● **EXERCISE DIRECTIONS**:
Collect all lines containing the word "Deutschen" from the data.

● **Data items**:
__________________________________________________

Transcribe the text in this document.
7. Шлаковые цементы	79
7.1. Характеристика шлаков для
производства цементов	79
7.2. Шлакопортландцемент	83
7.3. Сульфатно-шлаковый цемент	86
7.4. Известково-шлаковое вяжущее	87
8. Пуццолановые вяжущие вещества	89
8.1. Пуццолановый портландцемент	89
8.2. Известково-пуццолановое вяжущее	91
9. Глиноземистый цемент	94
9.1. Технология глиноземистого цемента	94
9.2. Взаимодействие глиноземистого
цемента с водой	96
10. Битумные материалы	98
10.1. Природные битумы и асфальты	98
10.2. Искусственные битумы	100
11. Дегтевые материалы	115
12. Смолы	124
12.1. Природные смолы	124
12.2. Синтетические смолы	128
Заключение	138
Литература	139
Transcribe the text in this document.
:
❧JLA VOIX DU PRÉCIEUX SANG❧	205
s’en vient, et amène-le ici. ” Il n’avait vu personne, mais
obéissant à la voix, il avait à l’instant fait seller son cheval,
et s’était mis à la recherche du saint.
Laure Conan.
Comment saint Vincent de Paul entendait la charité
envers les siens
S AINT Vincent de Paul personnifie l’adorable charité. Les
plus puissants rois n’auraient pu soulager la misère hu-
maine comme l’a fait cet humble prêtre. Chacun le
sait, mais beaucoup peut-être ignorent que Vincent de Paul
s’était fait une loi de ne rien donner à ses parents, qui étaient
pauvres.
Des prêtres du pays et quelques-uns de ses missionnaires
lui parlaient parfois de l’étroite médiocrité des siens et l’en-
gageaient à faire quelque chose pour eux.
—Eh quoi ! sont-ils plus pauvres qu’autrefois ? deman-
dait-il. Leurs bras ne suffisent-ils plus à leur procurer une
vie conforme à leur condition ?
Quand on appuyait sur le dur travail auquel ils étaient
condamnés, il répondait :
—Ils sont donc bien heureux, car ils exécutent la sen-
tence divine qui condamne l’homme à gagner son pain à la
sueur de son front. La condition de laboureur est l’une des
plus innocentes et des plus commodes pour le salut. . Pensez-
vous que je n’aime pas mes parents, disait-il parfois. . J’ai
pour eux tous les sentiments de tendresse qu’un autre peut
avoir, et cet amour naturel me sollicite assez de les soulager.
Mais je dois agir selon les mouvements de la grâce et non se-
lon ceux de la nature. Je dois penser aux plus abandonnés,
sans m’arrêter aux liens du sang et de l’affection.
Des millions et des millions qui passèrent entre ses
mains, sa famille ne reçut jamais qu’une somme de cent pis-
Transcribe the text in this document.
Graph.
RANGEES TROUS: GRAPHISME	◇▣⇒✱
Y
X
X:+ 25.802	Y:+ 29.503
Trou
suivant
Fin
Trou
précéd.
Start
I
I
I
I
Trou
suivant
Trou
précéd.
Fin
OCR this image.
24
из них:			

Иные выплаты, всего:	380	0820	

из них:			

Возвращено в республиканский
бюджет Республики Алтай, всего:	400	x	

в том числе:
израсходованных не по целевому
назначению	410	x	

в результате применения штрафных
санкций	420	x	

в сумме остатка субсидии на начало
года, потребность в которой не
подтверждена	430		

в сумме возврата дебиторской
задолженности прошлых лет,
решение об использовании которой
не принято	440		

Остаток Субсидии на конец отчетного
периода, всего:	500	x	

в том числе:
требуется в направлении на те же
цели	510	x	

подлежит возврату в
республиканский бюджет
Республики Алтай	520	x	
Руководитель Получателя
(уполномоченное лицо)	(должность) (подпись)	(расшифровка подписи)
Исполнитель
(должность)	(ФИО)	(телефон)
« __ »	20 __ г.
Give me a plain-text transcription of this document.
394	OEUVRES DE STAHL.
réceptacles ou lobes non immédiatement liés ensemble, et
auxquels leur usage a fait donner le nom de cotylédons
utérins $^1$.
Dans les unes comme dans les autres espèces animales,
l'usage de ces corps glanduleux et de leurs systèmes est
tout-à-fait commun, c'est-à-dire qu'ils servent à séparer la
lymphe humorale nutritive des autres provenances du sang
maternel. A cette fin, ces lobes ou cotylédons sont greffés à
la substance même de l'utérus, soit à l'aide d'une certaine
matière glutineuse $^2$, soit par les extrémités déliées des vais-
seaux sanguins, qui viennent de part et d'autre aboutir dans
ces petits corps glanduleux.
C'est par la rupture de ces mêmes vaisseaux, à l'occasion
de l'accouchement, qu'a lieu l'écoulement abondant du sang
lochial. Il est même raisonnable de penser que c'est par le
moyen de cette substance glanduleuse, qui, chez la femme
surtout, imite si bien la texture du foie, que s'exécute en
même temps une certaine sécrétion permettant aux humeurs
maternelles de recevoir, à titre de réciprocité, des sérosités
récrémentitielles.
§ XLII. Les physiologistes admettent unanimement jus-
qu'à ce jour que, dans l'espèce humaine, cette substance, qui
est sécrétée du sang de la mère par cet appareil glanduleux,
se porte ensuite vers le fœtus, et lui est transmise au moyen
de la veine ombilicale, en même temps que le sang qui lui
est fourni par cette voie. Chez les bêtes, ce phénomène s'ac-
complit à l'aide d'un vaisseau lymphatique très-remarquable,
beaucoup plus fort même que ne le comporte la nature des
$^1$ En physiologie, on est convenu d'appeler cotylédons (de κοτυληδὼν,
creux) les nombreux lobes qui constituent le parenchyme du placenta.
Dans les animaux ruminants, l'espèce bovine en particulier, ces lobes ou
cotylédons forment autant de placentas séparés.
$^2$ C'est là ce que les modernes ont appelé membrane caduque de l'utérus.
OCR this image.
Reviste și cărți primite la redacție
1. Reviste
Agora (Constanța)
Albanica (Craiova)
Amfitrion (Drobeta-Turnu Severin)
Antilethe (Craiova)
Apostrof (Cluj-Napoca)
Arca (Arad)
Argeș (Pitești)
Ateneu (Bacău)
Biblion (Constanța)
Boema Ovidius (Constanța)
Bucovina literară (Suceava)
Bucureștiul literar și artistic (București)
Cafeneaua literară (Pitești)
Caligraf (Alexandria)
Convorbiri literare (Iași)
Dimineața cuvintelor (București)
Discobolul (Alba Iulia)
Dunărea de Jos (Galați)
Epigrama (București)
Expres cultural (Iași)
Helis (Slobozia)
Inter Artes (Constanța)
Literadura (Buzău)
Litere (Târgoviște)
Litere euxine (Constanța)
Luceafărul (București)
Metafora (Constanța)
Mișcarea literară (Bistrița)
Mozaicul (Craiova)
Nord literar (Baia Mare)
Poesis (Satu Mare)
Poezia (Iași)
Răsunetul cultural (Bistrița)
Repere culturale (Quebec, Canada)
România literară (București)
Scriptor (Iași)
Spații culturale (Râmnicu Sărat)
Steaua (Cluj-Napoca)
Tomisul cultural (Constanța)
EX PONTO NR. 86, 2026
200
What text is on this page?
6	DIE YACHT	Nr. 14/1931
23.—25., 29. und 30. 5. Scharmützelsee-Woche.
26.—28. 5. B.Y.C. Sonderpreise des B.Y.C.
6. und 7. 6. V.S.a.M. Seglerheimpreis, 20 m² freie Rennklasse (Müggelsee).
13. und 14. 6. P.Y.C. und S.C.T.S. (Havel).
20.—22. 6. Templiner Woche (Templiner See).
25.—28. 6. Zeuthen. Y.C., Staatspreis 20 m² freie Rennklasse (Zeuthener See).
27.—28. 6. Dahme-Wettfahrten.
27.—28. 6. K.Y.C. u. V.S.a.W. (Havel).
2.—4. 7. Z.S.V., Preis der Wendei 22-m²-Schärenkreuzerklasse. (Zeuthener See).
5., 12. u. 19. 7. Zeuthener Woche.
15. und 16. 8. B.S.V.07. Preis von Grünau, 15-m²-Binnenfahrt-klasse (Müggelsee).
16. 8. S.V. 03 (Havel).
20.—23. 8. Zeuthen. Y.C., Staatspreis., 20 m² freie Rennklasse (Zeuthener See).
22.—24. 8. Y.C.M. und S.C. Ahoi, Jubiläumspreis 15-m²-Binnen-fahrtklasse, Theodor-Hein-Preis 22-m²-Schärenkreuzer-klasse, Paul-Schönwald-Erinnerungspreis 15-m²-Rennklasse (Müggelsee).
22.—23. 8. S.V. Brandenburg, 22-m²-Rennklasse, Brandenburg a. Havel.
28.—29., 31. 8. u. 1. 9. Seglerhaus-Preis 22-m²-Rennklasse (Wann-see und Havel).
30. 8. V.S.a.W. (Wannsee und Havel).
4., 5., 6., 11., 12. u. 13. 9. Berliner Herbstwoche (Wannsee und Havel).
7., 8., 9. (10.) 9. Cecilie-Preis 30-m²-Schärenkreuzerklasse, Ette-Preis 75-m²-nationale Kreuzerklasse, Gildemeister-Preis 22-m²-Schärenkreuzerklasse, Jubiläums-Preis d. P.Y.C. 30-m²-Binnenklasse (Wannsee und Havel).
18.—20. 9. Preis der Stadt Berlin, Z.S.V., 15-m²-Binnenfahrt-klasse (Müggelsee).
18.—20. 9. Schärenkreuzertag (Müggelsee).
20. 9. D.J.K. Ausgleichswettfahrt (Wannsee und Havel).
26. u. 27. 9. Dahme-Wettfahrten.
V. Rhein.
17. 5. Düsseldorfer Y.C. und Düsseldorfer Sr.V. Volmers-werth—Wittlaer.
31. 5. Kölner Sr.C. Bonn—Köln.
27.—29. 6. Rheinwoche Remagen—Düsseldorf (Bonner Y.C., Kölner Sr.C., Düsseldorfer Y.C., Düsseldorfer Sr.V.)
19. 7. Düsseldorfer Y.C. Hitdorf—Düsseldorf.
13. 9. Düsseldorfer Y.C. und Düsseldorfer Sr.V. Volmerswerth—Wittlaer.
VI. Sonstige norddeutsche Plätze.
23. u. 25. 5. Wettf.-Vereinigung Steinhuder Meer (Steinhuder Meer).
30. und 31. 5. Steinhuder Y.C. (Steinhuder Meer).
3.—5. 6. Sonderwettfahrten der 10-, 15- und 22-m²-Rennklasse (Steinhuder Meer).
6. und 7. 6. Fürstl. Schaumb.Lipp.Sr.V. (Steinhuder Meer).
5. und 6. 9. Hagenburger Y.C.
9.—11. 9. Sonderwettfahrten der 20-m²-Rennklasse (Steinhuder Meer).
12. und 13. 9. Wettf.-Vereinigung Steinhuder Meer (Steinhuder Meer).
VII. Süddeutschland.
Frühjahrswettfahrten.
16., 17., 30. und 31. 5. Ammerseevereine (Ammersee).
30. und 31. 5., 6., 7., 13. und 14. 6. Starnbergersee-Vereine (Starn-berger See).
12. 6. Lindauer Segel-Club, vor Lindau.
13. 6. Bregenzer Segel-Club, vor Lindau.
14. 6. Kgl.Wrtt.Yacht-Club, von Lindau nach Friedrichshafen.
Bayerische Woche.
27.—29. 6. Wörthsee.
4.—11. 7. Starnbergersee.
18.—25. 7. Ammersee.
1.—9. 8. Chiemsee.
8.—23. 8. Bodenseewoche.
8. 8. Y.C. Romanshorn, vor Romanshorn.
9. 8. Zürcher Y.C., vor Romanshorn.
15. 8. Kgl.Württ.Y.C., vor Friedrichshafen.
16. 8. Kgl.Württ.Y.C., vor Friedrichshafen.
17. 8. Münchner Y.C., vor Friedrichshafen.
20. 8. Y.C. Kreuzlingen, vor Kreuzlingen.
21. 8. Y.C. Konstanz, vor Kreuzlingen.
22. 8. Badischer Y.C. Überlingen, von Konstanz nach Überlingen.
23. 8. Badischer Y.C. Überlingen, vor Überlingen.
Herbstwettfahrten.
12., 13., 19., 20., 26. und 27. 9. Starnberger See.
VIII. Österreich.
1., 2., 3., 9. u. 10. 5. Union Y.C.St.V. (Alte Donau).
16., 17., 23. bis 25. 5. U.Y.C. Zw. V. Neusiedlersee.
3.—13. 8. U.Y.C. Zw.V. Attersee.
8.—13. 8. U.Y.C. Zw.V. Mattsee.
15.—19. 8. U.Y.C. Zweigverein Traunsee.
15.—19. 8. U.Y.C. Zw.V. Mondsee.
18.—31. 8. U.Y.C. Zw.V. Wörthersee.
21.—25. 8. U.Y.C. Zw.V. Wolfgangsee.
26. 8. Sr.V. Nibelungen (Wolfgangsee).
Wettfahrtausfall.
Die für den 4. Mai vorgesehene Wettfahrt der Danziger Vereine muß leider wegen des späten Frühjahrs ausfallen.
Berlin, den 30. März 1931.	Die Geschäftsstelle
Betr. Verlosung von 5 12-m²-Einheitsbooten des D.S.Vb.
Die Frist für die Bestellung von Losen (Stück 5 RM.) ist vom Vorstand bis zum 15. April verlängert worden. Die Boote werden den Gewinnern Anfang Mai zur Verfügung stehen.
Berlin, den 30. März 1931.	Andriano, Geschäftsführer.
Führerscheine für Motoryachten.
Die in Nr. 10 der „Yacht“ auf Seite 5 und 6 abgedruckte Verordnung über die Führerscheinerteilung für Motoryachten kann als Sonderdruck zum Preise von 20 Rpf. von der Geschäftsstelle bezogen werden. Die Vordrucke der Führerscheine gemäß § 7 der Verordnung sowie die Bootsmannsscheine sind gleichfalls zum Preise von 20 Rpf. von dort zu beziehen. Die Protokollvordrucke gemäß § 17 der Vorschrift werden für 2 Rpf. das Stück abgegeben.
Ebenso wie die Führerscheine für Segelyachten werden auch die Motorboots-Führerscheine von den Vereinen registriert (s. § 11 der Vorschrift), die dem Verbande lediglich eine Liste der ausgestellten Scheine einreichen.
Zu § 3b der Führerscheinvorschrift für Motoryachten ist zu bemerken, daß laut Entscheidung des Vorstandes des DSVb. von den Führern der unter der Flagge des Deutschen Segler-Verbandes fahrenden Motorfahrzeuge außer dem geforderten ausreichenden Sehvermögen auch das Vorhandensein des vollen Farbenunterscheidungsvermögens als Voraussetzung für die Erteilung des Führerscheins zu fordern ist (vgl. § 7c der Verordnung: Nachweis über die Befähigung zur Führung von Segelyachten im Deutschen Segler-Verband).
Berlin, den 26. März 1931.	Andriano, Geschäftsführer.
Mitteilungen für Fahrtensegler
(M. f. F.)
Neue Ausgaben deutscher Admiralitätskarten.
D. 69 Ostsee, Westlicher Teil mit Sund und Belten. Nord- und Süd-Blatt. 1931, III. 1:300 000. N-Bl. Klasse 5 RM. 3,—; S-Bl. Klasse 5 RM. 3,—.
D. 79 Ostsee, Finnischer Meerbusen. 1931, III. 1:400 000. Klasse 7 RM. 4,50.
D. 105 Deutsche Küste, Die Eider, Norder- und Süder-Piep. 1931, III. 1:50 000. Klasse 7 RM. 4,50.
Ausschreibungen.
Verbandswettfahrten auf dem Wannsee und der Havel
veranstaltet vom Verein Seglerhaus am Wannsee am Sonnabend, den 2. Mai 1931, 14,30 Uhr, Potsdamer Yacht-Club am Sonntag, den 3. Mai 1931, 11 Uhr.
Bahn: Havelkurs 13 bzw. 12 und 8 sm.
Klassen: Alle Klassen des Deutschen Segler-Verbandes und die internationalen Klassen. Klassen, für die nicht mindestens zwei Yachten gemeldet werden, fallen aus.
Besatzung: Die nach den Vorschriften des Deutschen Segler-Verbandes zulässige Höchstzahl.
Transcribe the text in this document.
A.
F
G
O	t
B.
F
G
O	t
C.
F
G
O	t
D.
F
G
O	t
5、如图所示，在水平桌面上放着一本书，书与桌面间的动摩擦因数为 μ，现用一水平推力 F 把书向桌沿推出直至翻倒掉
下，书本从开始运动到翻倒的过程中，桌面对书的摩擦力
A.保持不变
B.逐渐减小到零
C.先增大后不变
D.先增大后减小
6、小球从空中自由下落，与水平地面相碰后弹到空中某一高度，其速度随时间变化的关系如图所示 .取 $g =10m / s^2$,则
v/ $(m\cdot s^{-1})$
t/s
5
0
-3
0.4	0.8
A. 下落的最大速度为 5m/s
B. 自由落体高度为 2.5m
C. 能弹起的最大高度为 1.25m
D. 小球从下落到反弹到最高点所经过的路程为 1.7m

__________________________________________________

● **RESPONSE TO THE EXERCISE**:
Zu § 3b der Führerscheinvorschrift für Motoryachten ist zu bemerken, daß laut Entscheidung des Vorstandes des DSVb. von den Führern der unter der Flagge des Deutschen Segler-Verbandes fahrenden Motorfahrzeuge außer dem geforderten ausreichenden Sehvermögen auch das Vorhandensein des vollen Farbenunterscheidungsvermögens als Voraussetzung für die Erteilung des Führerscheins zu fordern ist (vgl. § 7c der Verordnung: Nachweis über die Befähigung zur Führung von Segelyachten im Deutschen Segler-Verband).
Klassen: Alle Klassen des Deutschen Segler-Verbandes und die internationalen Klassen. Klassen, für die nicht mindestens zwei Yachten gemeldet werden, fallen aus.
Besatzung: Die nach den Vorschriften des Deutschen Segler-Verbandes zulässige Höchstzahl.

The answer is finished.